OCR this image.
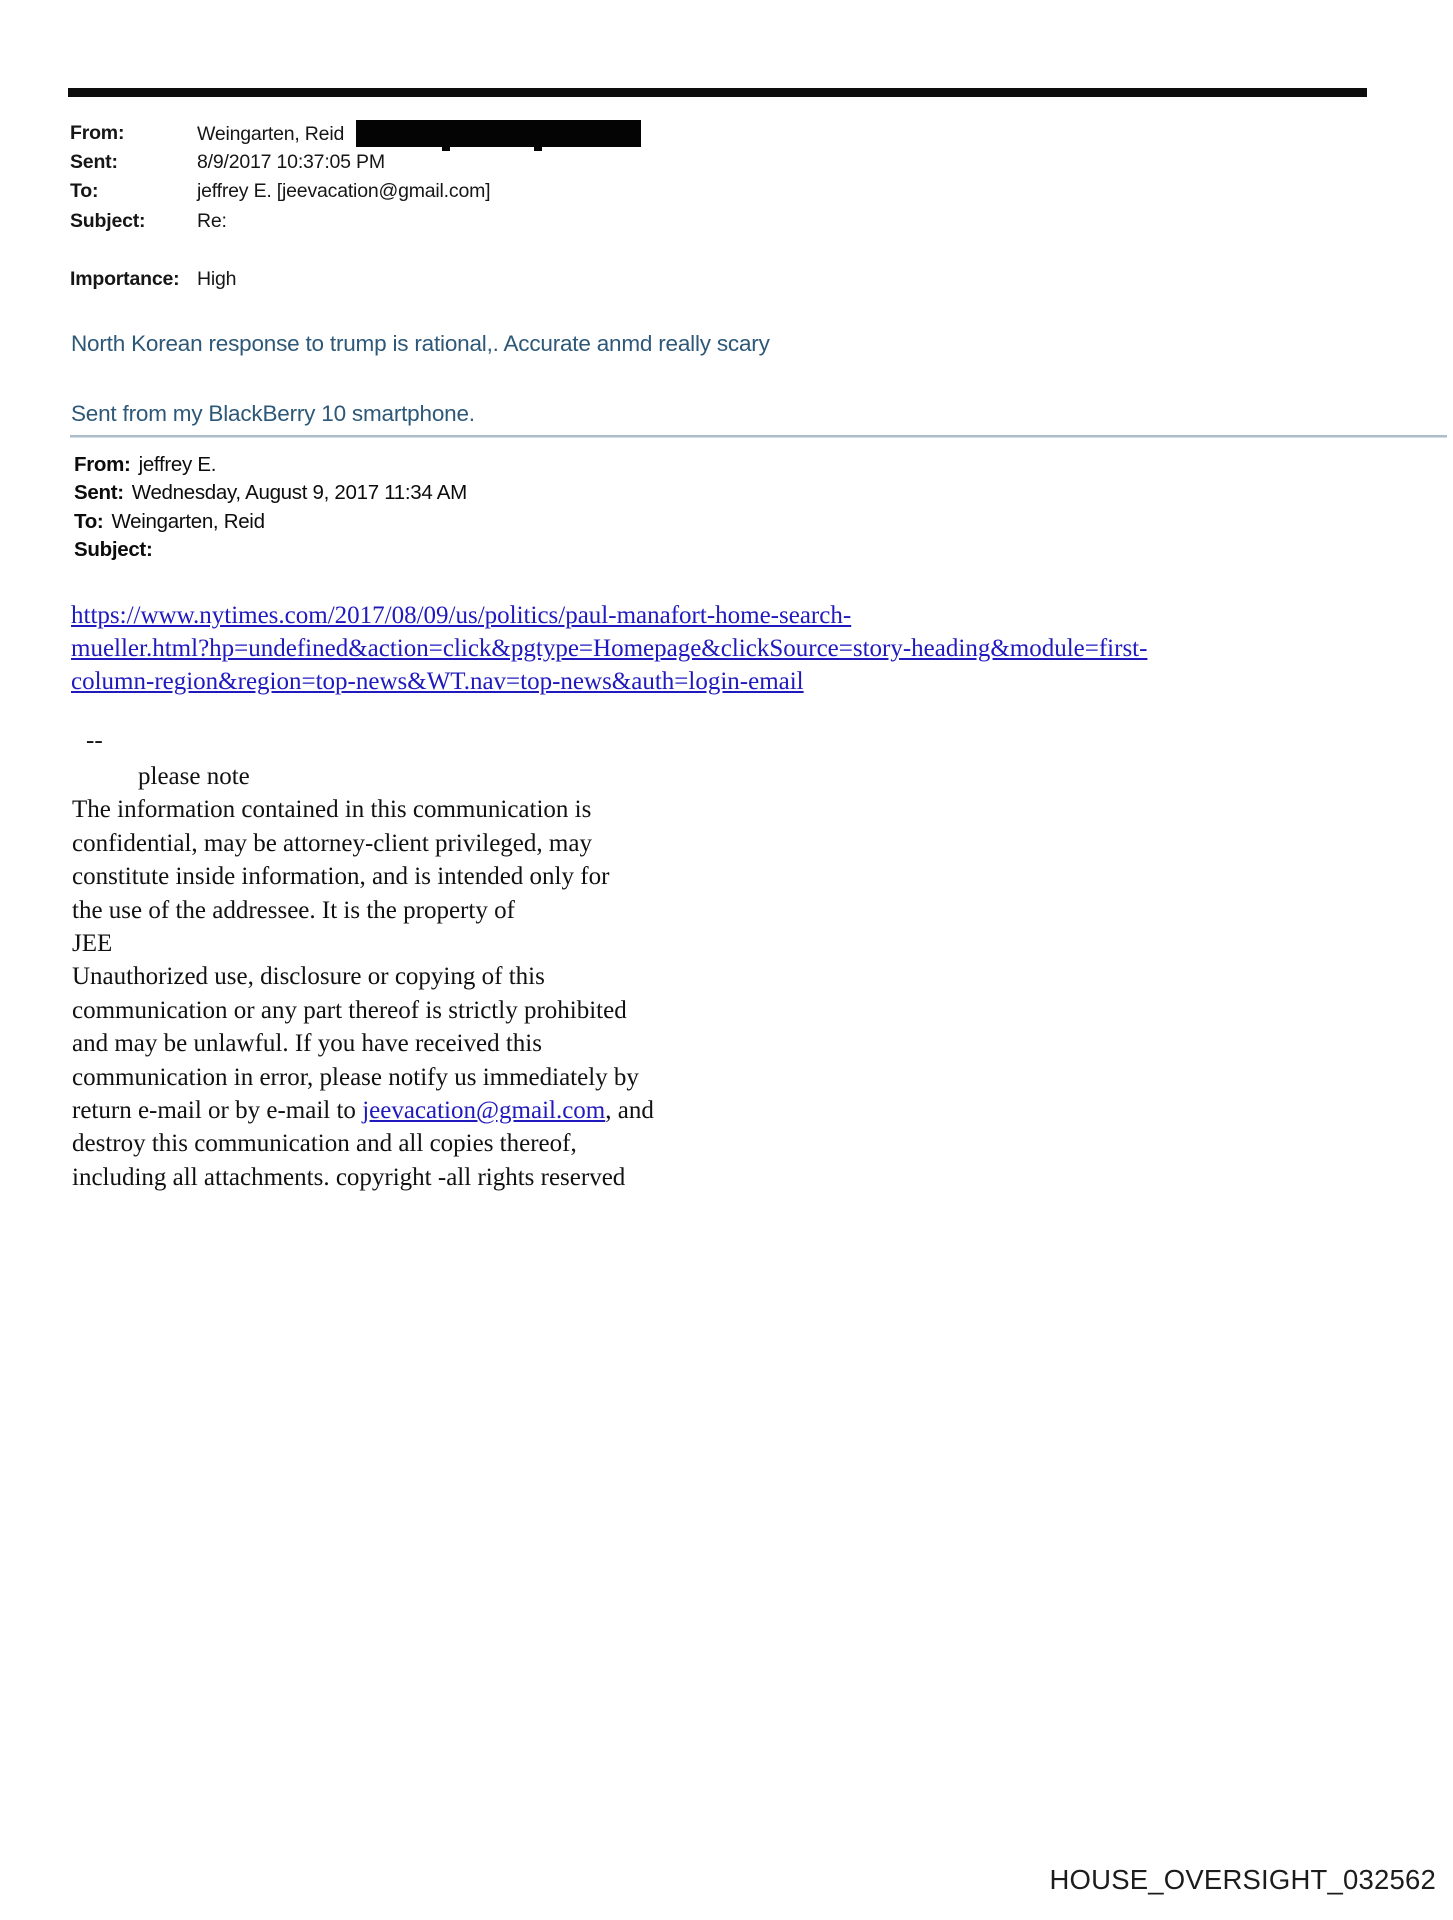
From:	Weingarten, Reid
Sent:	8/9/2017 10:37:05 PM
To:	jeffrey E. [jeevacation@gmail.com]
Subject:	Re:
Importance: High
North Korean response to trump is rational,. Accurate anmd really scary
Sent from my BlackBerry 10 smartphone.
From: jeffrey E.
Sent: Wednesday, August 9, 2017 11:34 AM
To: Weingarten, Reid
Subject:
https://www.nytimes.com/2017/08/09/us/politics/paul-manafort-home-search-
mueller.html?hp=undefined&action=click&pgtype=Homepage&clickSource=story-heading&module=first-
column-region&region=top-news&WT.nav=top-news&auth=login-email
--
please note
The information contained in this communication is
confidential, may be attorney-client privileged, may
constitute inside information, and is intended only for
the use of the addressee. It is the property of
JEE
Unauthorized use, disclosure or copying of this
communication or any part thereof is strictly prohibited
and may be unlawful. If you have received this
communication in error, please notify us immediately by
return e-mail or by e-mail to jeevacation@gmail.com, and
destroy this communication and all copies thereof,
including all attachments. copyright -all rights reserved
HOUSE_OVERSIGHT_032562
================
* EXERCISE REQUIREMENTS:
Tally the lines of the listing in which the word "jeffrey" occurs, and state the total alone.

* TASK OUTPUT:
2